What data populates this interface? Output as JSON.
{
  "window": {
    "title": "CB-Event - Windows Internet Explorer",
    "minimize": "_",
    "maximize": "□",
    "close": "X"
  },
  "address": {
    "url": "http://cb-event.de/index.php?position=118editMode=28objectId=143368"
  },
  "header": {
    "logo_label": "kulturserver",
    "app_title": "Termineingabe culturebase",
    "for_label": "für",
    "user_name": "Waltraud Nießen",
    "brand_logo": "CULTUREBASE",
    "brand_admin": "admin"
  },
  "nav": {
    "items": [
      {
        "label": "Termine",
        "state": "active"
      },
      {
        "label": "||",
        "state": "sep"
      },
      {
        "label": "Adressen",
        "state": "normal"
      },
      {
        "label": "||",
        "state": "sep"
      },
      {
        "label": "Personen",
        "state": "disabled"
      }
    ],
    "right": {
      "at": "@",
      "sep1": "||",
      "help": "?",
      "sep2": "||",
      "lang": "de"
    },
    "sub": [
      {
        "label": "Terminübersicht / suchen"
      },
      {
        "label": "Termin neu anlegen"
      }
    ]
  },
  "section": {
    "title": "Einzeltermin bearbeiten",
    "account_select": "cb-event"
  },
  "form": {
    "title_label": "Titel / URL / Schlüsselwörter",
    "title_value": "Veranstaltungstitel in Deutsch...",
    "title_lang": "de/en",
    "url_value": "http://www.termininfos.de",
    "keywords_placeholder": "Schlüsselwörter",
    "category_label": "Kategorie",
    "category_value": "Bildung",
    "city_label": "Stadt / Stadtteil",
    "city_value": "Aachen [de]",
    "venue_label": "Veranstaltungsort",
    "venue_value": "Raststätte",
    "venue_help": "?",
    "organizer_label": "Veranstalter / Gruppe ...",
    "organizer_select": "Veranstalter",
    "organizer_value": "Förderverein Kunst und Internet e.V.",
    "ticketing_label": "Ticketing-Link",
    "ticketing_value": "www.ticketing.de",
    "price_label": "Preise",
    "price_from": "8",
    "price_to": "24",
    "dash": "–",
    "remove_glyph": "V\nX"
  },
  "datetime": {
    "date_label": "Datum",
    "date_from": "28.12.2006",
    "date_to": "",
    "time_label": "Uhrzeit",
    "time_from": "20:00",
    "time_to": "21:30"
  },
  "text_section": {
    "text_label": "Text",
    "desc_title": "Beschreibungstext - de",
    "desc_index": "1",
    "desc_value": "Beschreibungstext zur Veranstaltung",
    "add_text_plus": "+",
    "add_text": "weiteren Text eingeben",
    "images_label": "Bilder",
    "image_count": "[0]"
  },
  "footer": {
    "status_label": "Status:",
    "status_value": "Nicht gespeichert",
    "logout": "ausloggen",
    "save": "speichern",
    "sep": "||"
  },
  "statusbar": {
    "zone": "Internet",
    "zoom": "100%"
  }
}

_ _ _ _

Task to complete: All of the entries above need to be reproduced exactly.

The reply:
What data populates this interface? Output as JSON.
{
  "window": {
    "title": "CB-Event - Windows Internet Explorer",
    "minimize": "_",
    "maximize": "□",
    "close": "X"
  },
  "address": {
    "url": "http://cb-event.de/index.php?position=118editMode=28objectId=143368"
  },
  "header": {
    "logo_label": "kulturserver",
    "app_title": "Termineingabe culturebase",
    "for_label": "für",
    "user_name": "Waltraud Nießen",
    "brand_logo": "CULTUREBASE",
    "brand_admin": "admin"
  },
  "nav": {
    "items": [
      {
        "label": "Termine",
        "state": "active"
      },
      {
        "label": "||",
        "state": "sep"
      },
      {
        "label": "Adressen",
        "state": "normal"
      },
      {
        "label": "||",
        "state": "sep"
      },
      {
        "label": "Personen",
        "state": "disabled"
      }
    ],
    "right": {
      "at": "@",
      "sep1": "||",
      "help": "?",
      "sep2": "||",
      "lang": "de"
    },
    "sub": [
      {
        "label": "Terminübersicht / suchen"
      },
      {
        "label": "Termin neu anlegen"
      }
    ]
  },
  "section": {
    "title": "Einzeltermin bearbeiten",
    "account_select": "cb-event"
  },
  "form": {
    "title_label": "Titel / URL / Schlüsselwörter",
    "title_value": "Veranstaltungstitel in Deutsch...",
    "title_lang": "de/en",
    "url_value": "http://www.termininfos.de",
    "keywords_placeholder": "Schlüsselwörter",
    "category_label": "Kategorie",
    "category_value": "Bildung",
    "city_label": "Stadt / Stadtteil",
    "city_value": "Aachen [de]",
    "venue_label": "Veranstaltungsort",
    "venue_value": "Raststätte",
    "venue_help": "?",
    "organizer_label": "Veranstalter / Gruppe ...",
    "organizer_select": "Veranstalter",
    "organizer_value": "Förderverein Kunst und Internet e.V.",
    "ticketing_label": "Ticketing-Link",
    "ticketing_value": "www.ticketing.de",
    "price_label": "Preise",
    "price_from": "8",
    "price_to": "24",
    "dash": "–",
    "remove_glyph": "V\nX"
  },
  "datetime": {
    "date_label": "Datum",
    "date_from": "28.12.2006",
    "date_to": "",
    "time_label": "Uhrzeit",
    "time_from": "20:00",
    "time_to": "21:30"
  },
  "text_section": {
    "text_label": "Text",
    "desc_title": "Beschreibungstext - de",
    "desc_index": "1",
    "desc_value": "Beschreibungstext zur Veranstaltung",
    "add_text_plus": "+",
    "add_text": "weiteren Text eingeben",
    "images_label": "Bilder",
    "image_count": "[0]"
  },
  "footer": {
    "status_label": "Status:",
    "status_value": "Nicht gespeichert",
    "logout": "ausloggen",
    "save": "speichern",
    "sep": "||"
  },
  "statusbar": {
    "zone": "Internet",
    "zoom": "100%"
  }
}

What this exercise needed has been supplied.